Locate the line containing "Type out the text in this image." in the entries below, then retype it and every later line exactly, leaving out pictures.

Dataset items

──────────

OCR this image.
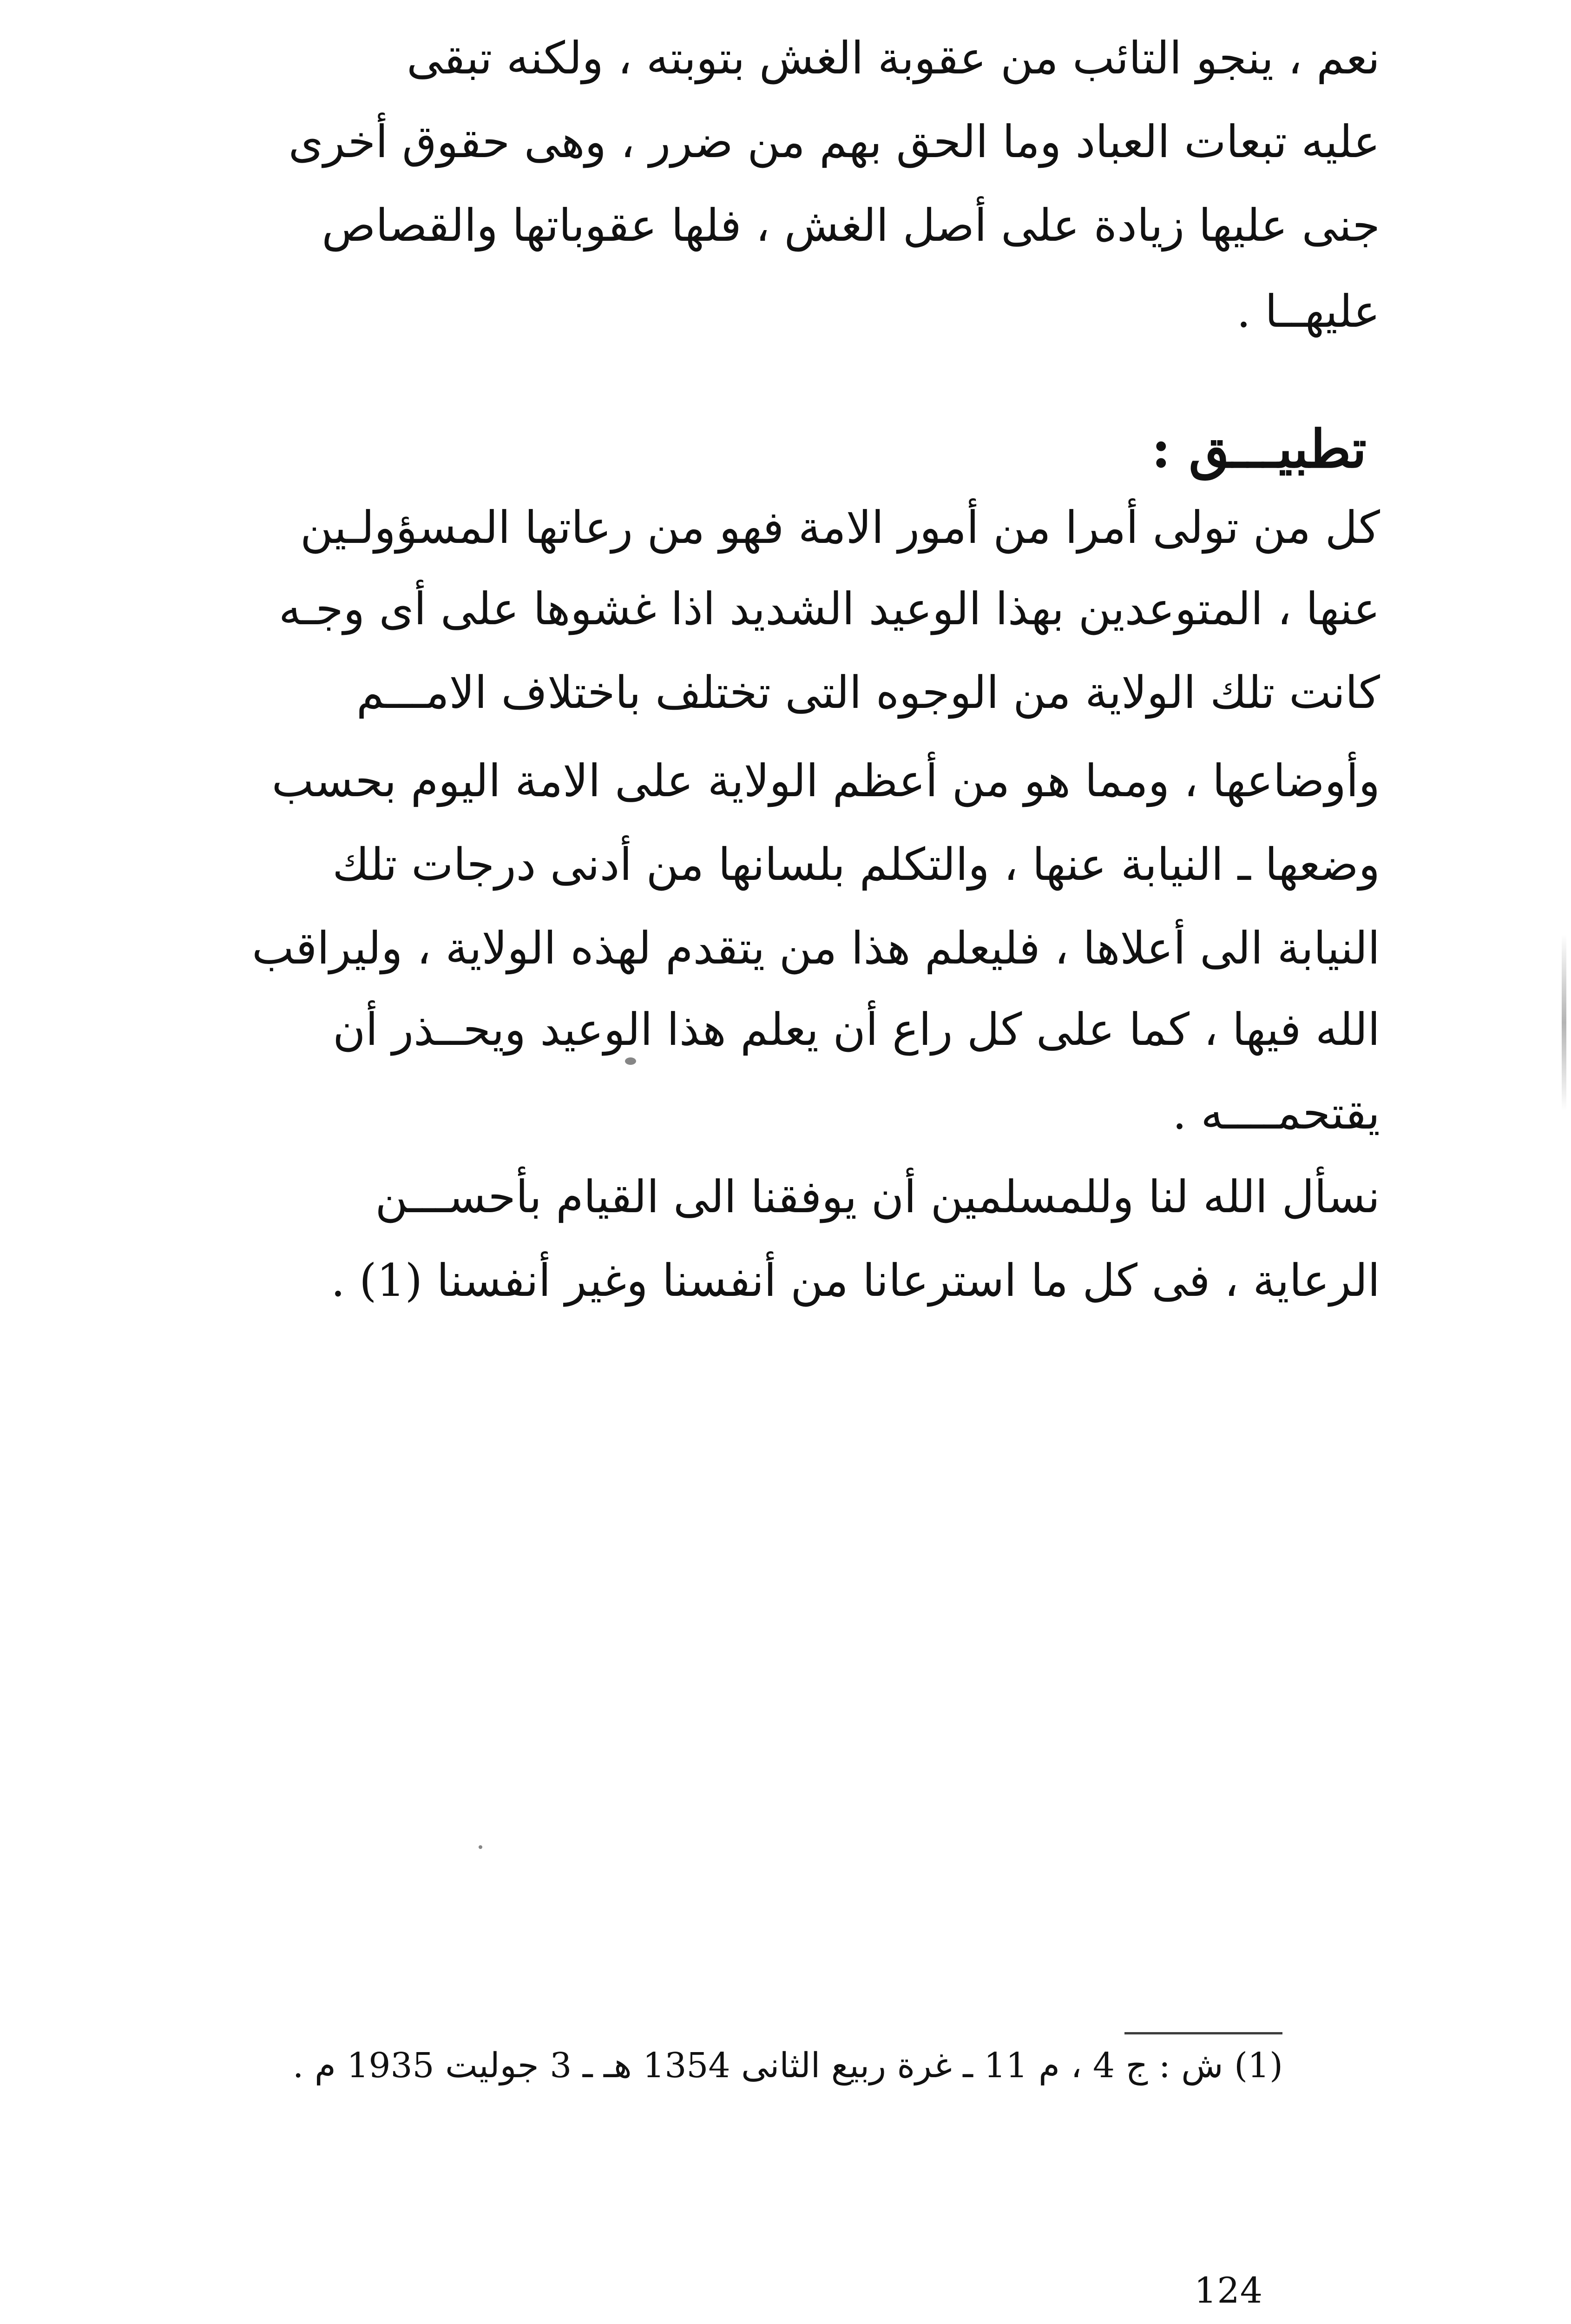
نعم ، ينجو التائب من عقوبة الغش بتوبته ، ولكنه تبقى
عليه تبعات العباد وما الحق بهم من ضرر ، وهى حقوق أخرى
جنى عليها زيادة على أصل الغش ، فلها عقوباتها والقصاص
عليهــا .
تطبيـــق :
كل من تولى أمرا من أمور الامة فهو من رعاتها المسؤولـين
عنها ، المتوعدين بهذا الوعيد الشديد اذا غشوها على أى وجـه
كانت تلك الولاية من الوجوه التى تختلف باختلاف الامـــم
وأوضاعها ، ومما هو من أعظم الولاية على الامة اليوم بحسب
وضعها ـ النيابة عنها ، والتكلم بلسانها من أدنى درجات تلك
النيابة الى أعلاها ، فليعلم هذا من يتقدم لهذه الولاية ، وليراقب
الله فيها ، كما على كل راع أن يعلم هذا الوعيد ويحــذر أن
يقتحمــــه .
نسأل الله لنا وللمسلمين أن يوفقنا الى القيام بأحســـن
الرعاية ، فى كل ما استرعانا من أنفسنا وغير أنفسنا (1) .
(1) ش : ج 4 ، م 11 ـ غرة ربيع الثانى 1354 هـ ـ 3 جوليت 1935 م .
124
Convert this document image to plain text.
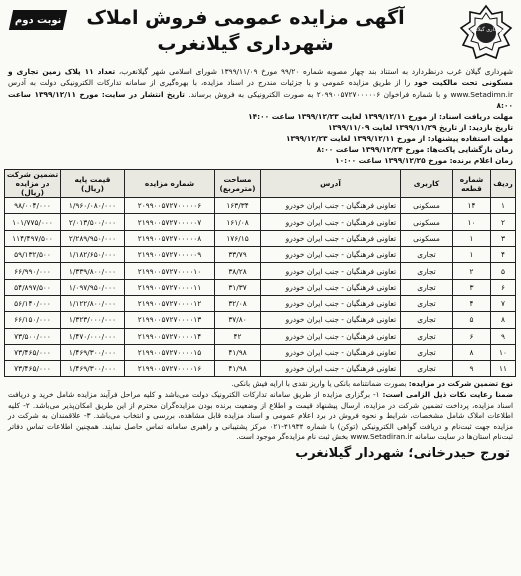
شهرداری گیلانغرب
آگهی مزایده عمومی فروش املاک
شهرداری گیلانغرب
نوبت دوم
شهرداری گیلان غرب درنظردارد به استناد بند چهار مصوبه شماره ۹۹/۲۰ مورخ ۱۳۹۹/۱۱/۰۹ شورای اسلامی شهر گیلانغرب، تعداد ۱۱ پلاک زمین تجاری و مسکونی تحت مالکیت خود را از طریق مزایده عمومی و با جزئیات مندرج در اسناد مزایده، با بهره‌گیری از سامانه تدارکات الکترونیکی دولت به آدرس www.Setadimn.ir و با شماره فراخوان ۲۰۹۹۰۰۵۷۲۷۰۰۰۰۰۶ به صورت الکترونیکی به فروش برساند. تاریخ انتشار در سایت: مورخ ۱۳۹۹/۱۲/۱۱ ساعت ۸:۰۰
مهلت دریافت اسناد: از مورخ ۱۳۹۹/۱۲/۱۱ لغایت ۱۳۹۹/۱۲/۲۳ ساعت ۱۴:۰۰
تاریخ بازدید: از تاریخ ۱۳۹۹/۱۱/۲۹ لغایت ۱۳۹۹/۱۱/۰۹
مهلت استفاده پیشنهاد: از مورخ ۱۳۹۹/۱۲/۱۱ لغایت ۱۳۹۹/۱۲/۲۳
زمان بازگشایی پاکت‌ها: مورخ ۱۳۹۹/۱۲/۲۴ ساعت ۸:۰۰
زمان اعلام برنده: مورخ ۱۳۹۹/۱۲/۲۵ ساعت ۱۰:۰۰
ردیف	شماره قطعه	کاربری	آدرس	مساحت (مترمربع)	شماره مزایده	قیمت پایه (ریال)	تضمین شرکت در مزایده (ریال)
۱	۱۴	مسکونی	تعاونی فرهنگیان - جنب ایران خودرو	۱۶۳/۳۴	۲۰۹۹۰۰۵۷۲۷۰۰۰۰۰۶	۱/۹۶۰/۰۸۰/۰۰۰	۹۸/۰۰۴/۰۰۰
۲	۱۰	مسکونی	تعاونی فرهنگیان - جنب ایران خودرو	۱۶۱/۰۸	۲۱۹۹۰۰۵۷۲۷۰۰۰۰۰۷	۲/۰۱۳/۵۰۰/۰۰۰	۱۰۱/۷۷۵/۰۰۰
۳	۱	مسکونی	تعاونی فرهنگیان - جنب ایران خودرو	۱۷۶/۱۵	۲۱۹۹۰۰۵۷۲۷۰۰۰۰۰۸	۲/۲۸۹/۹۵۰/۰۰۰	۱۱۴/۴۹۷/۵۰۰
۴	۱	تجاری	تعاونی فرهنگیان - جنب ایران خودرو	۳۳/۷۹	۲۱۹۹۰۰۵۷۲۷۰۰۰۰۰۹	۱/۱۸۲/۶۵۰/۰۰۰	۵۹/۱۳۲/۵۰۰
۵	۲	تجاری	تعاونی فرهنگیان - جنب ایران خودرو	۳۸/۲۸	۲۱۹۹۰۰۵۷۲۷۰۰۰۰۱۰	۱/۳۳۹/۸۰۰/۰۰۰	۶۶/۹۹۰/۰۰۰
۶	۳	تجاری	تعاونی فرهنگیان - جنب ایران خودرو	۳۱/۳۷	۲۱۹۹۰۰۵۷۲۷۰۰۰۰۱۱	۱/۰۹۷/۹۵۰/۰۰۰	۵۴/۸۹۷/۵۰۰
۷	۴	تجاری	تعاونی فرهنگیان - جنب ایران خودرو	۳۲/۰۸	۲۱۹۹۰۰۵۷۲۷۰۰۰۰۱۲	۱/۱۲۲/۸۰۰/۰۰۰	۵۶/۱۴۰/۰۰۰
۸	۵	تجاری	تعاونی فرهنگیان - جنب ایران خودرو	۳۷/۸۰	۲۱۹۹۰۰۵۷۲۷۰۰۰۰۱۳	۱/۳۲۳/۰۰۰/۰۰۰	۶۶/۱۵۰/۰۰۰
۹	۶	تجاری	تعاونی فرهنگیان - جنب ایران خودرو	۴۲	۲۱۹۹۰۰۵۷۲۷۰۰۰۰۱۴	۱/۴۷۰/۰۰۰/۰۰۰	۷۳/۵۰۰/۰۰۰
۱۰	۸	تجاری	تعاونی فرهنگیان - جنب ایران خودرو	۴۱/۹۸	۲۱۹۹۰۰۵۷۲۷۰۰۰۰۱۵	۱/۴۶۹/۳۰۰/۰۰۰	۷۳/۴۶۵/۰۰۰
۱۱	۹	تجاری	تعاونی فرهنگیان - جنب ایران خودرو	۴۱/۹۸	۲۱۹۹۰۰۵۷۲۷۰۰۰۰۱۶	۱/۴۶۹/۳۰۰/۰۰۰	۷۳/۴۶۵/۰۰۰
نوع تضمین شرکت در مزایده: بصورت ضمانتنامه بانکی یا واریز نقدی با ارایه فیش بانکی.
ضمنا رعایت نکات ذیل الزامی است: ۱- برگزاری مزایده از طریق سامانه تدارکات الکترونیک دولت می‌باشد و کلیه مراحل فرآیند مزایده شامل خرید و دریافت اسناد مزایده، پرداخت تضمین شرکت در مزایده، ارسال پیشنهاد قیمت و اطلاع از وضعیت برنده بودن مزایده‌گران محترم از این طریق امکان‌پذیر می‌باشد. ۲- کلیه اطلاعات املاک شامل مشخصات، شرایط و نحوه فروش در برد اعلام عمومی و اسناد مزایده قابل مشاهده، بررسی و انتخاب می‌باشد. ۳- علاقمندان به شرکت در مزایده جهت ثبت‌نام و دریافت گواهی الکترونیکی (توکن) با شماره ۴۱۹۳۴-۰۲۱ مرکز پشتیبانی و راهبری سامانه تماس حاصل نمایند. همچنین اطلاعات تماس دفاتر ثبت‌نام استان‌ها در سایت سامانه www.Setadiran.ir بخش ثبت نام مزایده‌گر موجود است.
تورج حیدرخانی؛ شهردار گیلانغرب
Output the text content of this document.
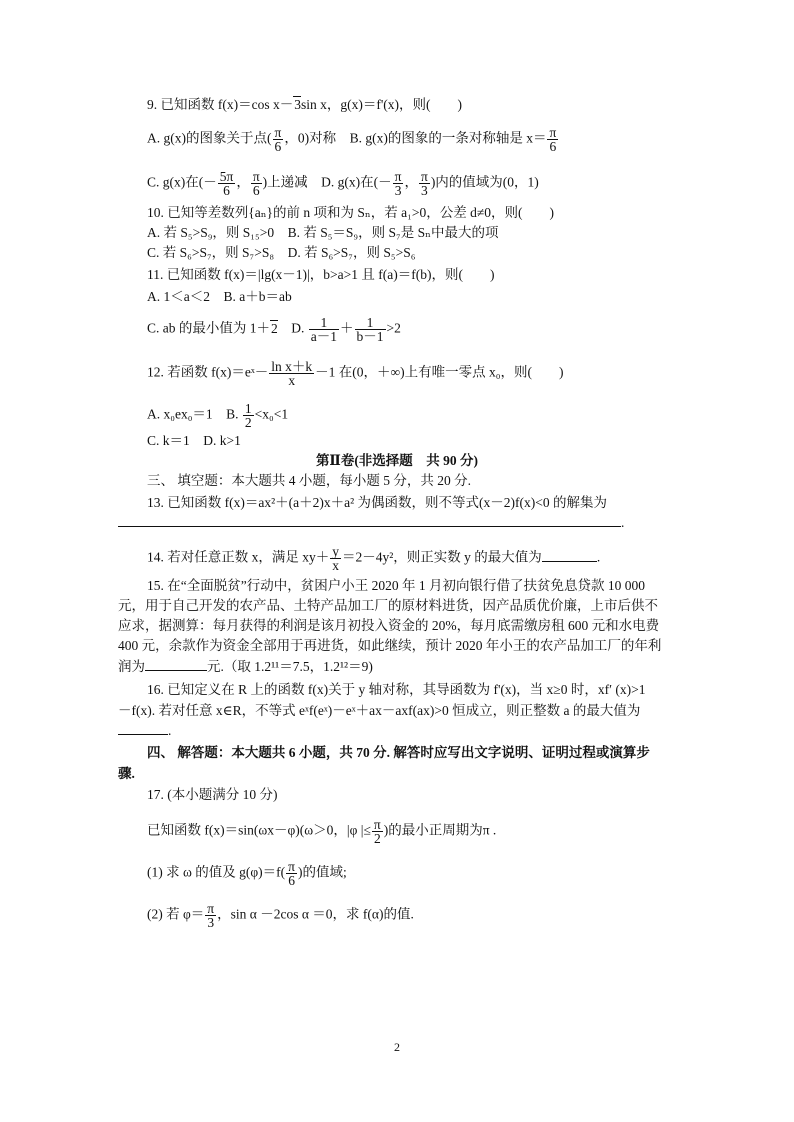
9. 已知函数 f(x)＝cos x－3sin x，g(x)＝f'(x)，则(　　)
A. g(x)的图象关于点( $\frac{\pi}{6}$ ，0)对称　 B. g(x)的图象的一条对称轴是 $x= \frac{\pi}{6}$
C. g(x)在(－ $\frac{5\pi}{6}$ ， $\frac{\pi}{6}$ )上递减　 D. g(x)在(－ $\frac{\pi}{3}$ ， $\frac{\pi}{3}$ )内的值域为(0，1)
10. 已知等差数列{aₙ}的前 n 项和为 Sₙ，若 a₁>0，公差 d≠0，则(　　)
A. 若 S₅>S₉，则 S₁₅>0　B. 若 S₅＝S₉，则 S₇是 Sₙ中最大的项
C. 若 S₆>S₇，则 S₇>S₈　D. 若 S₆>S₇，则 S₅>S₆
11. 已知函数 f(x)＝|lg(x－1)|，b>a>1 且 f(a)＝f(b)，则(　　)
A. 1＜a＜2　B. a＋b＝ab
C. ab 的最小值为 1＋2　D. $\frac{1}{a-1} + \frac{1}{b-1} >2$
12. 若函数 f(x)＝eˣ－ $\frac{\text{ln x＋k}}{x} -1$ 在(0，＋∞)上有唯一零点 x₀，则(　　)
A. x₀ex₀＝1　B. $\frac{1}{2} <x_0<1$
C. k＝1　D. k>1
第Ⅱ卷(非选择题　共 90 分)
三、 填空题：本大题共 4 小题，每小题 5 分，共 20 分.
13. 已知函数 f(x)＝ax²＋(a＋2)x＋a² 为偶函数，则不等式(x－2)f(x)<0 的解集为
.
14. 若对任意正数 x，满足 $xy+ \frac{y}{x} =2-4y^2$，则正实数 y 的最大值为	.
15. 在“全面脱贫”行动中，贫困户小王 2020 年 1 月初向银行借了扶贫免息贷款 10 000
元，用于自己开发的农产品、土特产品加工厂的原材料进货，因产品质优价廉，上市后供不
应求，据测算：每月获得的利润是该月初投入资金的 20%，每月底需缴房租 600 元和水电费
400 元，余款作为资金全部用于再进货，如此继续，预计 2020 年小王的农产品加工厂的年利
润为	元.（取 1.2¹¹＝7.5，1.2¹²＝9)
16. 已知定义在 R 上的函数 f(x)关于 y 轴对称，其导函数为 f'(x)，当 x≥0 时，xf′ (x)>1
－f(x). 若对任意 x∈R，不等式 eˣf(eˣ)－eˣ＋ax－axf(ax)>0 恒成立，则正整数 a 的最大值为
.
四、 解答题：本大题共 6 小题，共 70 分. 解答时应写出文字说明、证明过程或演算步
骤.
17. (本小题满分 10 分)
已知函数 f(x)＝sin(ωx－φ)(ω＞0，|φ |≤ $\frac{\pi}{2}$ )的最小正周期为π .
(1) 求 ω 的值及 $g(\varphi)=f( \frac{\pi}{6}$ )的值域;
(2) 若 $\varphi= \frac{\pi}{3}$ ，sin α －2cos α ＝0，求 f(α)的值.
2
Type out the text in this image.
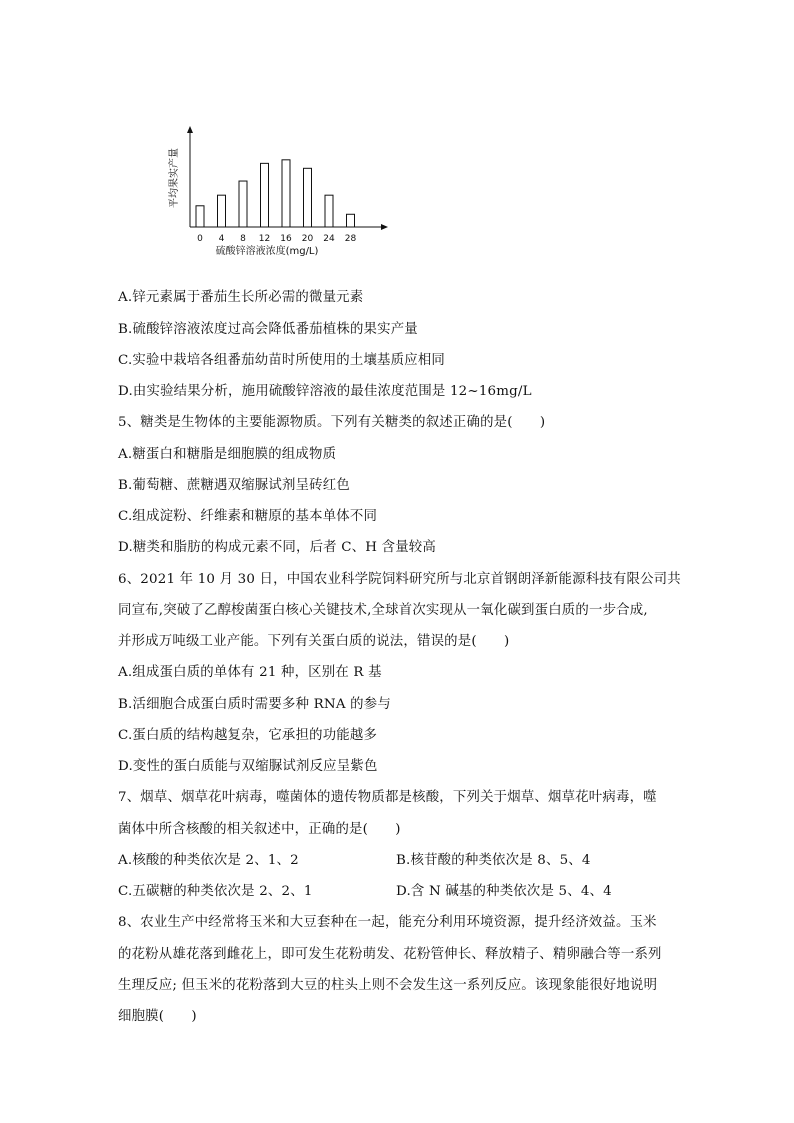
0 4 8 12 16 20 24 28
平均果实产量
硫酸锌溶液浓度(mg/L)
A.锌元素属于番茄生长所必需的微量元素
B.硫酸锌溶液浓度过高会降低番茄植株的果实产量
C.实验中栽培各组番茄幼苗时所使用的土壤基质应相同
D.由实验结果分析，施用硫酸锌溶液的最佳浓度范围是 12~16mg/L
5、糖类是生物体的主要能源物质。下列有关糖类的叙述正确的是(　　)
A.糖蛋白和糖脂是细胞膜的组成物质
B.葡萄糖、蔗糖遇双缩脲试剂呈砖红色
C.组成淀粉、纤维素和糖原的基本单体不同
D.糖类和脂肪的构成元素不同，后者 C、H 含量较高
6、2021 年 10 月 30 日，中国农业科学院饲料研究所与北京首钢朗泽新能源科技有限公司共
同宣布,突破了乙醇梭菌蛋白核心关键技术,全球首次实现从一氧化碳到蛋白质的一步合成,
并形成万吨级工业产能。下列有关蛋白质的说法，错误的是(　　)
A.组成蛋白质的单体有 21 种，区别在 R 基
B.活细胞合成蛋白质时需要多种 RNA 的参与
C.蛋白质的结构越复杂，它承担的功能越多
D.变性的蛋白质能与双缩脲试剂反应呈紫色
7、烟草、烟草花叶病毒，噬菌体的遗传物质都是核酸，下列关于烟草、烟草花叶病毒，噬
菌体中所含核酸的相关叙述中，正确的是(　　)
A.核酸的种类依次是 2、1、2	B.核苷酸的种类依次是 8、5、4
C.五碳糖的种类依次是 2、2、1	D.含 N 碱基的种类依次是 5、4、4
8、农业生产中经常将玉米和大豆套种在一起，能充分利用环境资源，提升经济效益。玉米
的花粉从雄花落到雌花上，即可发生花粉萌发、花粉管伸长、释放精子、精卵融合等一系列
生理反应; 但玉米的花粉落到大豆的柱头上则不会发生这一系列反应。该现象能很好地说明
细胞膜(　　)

──────────

**ANSWER TO THE TASK**
Type out the text in this image.
0 4 8 12 16 20 24 28
平均果实产量
硫酸锌溶液浓度(mg/L)
A.锌元素属于番茄生长所必需的微量元素
B.硫酸锌溶液浓度过高会降低番茄植株的果实产量
C.实验中栽培各组番茄幼苗时所使用的土壤基质应相同
D.由实验结果分析，施用硫酸锌溶液的最佳浓度范围是 12~16mg/L
5、糖类是生物体的主要能源物质。下列有关糖类的叙述正确的是(　　)
A.糖蛋白和糖脂是细胞膜的组成物质
B.葡萄糖、蔗糖遇双缩脲试剂呈砖红色
C.组成淀粉、纤维素和糖原的基本单体不同
D.糖类和脂肪的构成元素不同，后者 C、H 含量较高
6、2021 年 10 月 30 日，中国农业科学院饲料研究所与北京首钢朗泽新能源科技有限公司共
同宣布,突破了乙醇梭菌蛋白核心关键技术,全球首次实现从一氧化碳到蛋白质的一步合成,
并形成万吨级工业产能。下列有关蛋白质的说法，错误的是(　　)
A.组成蛋白质的单体有 21 种，区别在 R 基
B.活细胞合成蛋白质时需要多种 RNA 的参与
C.蛋白质的结构越复杂，它承担的功能越多
D.变性的蛋白质能与双缩脲试剂反应呈紫色
7、烟草、烟草花叶病毒，噬菌体的遗传物质都是核酸，下列关于烟草、烟草花叶病毒，噬
菌体中所含核酸的相关叙述中，正确的是(　　)
A.核酸的种类依次是 2、1、2	B.核苷酸的种类依次是 8、5、4
C.五碳糖的种类依次是 2、2、1	D.含 N 碱基的种类依次是 5、4、4
8、农业生产中经常将玉米和大豆套种在一起，能充分利用环境资源，提升经济效益。玉米
的花粉从雄花落到雌花上，即可发生花粉萌发、花粉管伸长、释放精子、精卵融合等一系列
生理反应; 但玉米的花粉落到大豆的柱头上则不会发生这一系列反应。该现象能很好地说明
细胞膜(　　)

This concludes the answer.